Stated goal: What follows is a listing; give it again exactly, in its entirety.

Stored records
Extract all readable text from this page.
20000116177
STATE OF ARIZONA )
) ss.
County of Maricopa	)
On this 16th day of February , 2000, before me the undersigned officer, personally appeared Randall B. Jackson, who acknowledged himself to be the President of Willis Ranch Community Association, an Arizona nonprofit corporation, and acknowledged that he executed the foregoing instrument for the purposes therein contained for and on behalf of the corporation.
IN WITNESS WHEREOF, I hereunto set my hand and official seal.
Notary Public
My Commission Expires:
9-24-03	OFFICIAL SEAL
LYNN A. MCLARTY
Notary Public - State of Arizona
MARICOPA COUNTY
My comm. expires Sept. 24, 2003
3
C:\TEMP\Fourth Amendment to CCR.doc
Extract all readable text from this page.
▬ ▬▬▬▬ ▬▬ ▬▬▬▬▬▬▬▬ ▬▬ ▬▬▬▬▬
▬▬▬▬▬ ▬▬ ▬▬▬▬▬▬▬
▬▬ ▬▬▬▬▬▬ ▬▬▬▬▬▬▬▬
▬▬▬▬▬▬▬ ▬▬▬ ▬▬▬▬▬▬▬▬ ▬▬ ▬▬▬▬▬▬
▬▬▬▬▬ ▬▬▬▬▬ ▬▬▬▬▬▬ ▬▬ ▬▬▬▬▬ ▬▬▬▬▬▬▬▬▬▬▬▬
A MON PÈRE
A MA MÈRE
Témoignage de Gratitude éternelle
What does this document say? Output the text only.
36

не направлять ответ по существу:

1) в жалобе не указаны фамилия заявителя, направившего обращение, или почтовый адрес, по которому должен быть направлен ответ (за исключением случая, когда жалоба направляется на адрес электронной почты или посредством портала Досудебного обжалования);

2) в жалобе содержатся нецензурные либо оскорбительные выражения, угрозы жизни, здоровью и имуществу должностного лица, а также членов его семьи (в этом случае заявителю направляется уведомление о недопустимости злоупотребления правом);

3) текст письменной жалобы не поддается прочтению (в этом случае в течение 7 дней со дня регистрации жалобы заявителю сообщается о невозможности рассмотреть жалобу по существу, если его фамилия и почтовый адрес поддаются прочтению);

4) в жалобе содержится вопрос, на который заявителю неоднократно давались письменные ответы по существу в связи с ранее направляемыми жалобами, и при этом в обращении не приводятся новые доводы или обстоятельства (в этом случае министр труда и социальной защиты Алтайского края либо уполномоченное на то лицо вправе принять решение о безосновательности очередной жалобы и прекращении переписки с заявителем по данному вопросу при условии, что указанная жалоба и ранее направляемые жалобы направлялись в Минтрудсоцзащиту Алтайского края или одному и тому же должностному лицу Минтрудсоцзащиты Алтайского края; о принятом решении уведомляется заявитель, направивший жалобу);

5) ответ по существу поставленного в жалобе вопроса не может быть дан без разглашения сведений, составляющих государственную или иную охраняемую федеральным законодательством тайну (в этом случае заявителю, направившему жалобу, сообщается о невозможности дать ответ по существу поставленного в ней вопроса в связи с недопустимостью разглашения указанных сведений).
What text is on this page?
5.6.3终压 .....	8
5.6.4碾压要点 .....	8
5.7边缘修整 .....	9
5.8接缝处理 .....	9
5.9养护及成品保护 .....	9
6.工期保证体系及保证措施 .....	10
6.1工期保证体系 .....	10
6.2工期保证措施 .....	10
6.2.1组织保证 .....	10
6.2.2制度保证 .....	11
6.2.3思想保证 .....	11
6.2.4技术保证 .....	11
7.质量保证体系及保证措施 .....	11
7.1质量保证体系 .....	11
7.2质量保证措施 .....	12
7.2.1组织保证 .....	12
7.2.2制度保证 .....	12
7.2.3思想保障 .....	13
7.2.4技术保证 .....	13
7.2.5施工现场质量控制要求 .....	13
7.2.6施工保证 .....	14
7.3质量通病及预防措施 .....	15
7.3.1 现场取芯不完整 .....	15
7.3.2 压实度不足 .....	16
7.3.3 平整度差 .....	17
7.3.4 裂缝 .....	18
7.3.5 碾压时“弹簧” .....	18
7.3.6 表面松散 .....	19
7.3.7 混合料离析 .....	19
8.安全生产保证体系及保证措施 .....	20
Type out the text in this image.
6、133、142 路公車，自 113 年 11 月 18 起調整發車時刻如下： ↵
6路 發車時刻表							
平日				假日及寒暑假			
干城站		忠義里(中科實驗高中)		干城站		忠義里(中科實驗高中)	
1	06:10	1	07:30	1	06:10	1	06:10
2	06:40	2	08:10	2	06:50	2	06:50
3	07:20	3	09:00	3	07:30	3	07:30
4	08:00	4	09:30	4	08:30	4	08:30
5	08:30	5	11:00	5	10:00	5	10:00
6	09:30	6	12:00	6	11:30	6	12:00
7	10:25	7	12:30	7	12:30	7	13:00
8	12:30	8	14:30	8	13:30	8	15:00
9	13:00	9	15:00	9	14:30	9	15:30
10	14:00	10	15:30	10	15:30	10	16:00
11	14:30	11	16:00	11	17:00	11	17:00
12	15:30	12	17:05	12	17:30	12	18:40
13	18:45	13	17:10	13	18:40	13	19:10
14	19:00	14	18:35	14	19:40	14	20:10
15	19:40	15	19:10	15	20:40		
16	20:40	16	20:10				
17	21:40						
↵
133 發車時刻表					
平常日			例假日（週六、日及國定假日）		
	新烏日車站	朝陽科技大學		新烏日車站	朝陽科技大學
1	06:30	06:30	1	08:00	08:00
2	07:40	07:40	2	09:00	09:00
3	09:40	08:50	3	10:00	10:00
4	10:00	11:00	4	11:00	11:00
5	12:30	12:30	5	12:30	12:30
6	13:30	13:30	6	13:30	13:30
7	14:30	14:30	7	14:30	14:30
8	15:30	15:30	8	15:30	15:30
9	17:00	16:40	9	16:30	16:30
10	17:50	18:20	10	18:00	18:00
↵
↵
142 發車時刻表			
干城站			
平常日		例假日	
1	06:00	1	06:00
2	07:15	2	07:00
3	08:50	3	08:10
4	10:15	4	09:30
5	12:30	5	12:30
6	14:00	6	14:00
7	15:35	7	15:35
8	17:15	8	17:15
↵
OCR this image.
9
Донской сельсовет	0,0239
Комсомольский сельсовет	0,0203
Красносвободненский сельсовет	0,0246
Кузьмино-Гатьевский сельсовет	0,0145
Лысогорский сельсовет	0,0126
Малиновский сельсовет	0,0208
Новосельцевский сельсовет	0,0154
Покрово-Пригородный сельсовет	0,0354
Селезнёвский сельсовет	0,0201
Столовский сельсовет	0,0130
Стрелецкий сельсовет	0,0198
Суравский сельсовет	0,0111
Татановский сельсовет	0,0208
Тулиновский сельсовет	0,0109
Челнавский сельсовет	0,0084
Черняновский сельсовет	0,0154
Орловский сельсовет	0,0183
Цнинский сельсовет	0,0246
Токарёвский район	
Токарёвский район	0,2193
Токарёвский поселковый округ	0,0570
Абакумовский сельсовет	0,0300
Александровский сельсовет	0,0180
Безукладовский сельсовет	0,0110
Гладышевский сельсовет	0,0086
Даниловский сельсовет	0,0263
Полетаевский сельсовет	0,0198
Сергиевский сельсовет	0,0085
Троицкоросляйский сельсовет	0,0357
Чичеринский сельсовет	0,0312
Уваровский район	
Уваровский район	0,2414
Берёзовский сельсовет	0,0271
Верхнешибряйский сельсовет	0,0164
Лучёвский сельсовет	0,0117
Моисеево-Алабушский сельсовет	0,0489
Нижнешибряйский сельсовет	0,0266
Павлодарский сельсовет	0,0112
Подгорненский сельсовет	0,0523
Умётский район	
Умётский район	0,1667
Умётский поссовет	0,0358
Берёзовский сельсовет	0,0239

Final result:
Extract all readable text from this page.
20000116177
STATE OF ARIZONA )
) ss.
County of Maricopa	)
On this 16th day of February , 2000, before me the undersigned officer, personally appeared Randall B. Jackson, who acknowledged himself to be the President of Willis Ranch Community Association, an Arizona nonprofit corporation, and acknowledged that he executed the foregoing instrument for the purposes therein contained for and on behalf of the corporation.
IN WITNESS WHEREOF, I hereunto set my hand and official seal.
Notary Public
My Commission Expires:
9-24-03	OFFICIAL SEAL
LYNN A. MCLARTY
Notary Public - State of Arizona
MARICOPA COUNTY
My comm. expires Sept. 24, 2003
3
C:\TEMP\Fourth Amendment to CCR.doc
Extract all readable text from this page.
▬ ▬▬▬▬ ▬▬ ▬▬▬▬▬▬▬▬ ▬▬ ▬▬▬▬▬
▬▬▬▬▬ ▬▬ ▬▬▬▬▬▬▬
▬▬ ▬▬▬▬▬▬ ▬▬▬▬▬▬▬▬
▬▬▬▬▬▬▬ ▬▬▬ ▬▬▬▬▬▬▬▬ ▬▬ ▬▬▬▬▬▬
▬▬▬▬▬ ▬▬▬▬▬ ▬▬▬▬▬▬ ▬▬ ▬▬▬▬▬ ▬▬▬▬▬▬▬▬▬▬▬▬
A MON PÈRE
A MA MÈRE
Témoignage de Gratitude éternelle
What does this document say? Output the text only.
36

не направлять ответ по существу:

1) в жалобе не указаны фамилия заявителя, направившего обращение, или почтовый адрес, по которому должен быть направлен ответ (за исключением случая, когда жалоба направляется на адрес электронной почты или посредством портала Досудебного обжалования);

2) в жалобе содержатся нецензурные либо оскорбительные выражения, угрозы жизни, здоровью и имуществу должностного лица, а также членов его семьи (в этом случае заявителю направляется уведомление о недопустимости злоупотребления правом);

3) текст письменной жалобы не поддается прочтению (в этом случае в течение 7 дней со дня регистрации жалобы заявителю сообщается о невозможности рассмотреть жалобу по существу, если его фамилия и почтовый адрес поддаются прочтению);

4) в жалобе содержится вопрос, на который заявителю неоднократно давались письменные ответы по существу в связи с ранее направляемыми жалобами, и при этом в обращении не приводятся новые доводы или обстоятельства (в этом случае министр труда и социальной защиты Алтайского края либо уполномоченное на то лицо вправе принять решение о безосновательности очередной жалобы и прекращении переписки с заявителем по данному вопросу при условии, что указанная жалоба и ранее направляемые жалобы направлялись в Минтрудсоцзащиту Алтайского края или одному и тому же должностному лицу Минтрудсоцзащиты Алтайского края; о принятом решении уведомляется заявитель, направивший жалобу);

5) ответ по существу поставленного в жалобе вопроса не может быть дан без разглашения сведений, составляющих государственную или иную охраняемую федеральным законодательством тайну (в этом случае заявителю, направившему жалобу, сообщается о невозможности дать ответ по существу поставленного в ней вопроса в связи с недопустимостью разглашения указанных сведений).
What text is on this page?
5.6.3终压 .....	8
5.6.4碾压要点 .....	8
5.7边缘修整 .....	9
5.8接缝处理 .....	9
5.9养护及成品保护 .....	9
6.工期保证体系及保证措施 .....	10
6.1工期保证体系 .....	10
6.2工期保证措施 .....	10
6.2.1组织保证 .....	10
6.2.2制度保证 .....	11
6.2.3思想保证 .....	11
6.2.4技术保证 .....	11
7.质量保证体系及保证措施 .....	11
7.1质量保证体系 .....	11
7.2质量保证措施 .....	12
7.2.1组织保证 .....	12
7.2.2制度保证 .....	12
7.2.3思想保障 .....	13
7.2.4技术保证 .....	13
7.2.5施工现场质量控制要求 .....	13
7.2.6施工保证 .....	14
7.3质量通病及预防措施 .....	15
7.3.1 现场取芯不完整 .....	15
7.3.2 压实度不足 .....	16
7.3.3 平整度差 .....	17
7.3.4 裂缝 .....	18
7.3.5 碾压时“弹簧” .....	18
7.3.6 表面松散 .....	19
7.3.7 混合料离析 .....	19
8.安全生产保证体系及保证措施 .....	20
Type out the text in this image.
6、133、142 路公車，自 113 年 11 月 18 起調整發車時刻如下： ↵
6路 發車時刻表							
平日				假日及寒暑假			
干城站		忠義里(中科實驗高中)		干城站		忠義里(中科實驗高中)	
1	06:10	1	07:30	1	06:10	1	06:10
2	06:40	2	08:10	2	06:50	2	06:50
3	07:20	3	09:00	3	07:30	3	07:30
4	08:00	4	09:30	4	08:30	4	08:30
5	08:30	5	11:00	5	10:00	5	10:00
6	09:30	6	12:00	6	11:30	6	12:00
7	10:25	7	12:30	7	12:30	7	13:00
8	12:30	8	14:30	8	13:30	8	15:00
9	13:00	9	15:00	9	14:30	9	15:30
10	14:00	10	15:30	10	15:30	10	16:00
11	14:30	11	16:00	11	17:00	11	17:00
12	15:30	12	17:05	12	17:30	12	18:40
13	18:45	13	17:10	13	18:40	13	19:10
14	19:00	14	18:35	14	19:40	14	20:10
15	19:40	15	19:10	15	20:40		
16	20:40	16	20:10				
17	21:40						
↵
133 發車時刻表					
平常日			例假日（週六、日及國定假日）		
	新烏日車站	朝陽科技大學		新烏日車站	朝陽科技大學
1	06:30	06:30	1	08:00	08:00
2	07:40	07:40	2	09:00	09:00
3	09:40	08:50	3	10:00	10:00
4	10:00	11:00	4	11:00	11:00
5	12:30	12:30	5	12:30	12:30
6	13:30	13:30	6	13:30	13:30
7	14:30	14:30	7	14:30	14:30
8	15:30	15:30	8	15:30	15:30
9	17:00	16:40	9	16:30	16:30
10	17:50	18:20	10	18:00	18:00
↵
↵
142 發車時刻表			
干城站			
平常日		例假日	
1	06:00	1	06:00
2	07:15	2	07:00
3	08:50	3	08:10
4	10:15	4	09:30
5	12:30	5	12:30
6	14:00	6	14:00
7	15:35	7	15:35
8	17:15	8	17:15
↵
OCR this image.
9
Донской сельсовет	0,0239
Комсомольский сельсовет	0,0203
Красносвободненский сельсовет	0,0246
Кузьмино-Гатьевский сельсовет	0,0145
Лысогорский сельсовет	0,0126
Малиновский сельсовет	0,0208
Новосельцевский сельсовет	0,0154
Покрово-Пригородный сельсовет	0,0354
Селезнёвский сельсовет	0,0201
Столовский сельсовет	0,0130
Стрелецкий сельсовет	0,0198
Суравский сельсовет	0,0111
Татановский сельсовет	0,0208
Тулиновский сельсовет	0,0109
Челнавский сельсовет	0,0084
Черняновский сельсовет	0,0154
Орловский сельсовет	0,0183
Цнинский сельсовет	0,0246
Токарёвский район	
Токарёвский район	0,2193
Токарёвский поселковый округ	0,0570
Абакумовский сельсовет	0,0300
Александровский сельсовет	0,0180
Безукладовский сельсовет	0,0110
Гладышевский сельсовет	0,0086
Даниловский сельсовет	0,0263
Полетаевский сельсовет	0,0198
Сергиевский сельсовет	0,0085
Троицкоросляйский сельсовет	0,0357
Чичеринский сельсовет	0,0312
Уваровский район	
Уваровский район	0,2414
Берёзовский сельсовет	0,0271
Верхнешибряйский сельсовет	0,0164
Лучёвский сельсовет	0,0117
Моисеево-Алабушский сельсовет	0,0489
Нижнешибряйский сельсовет	0,0266
Павлодарский сельсовет	0,0112
Подгорненский сельсовет	0,0523
Умётский район	
Умётский район	0,1667
Умётский поссовет	0,0358
Берёзовский сельсовет	0,0239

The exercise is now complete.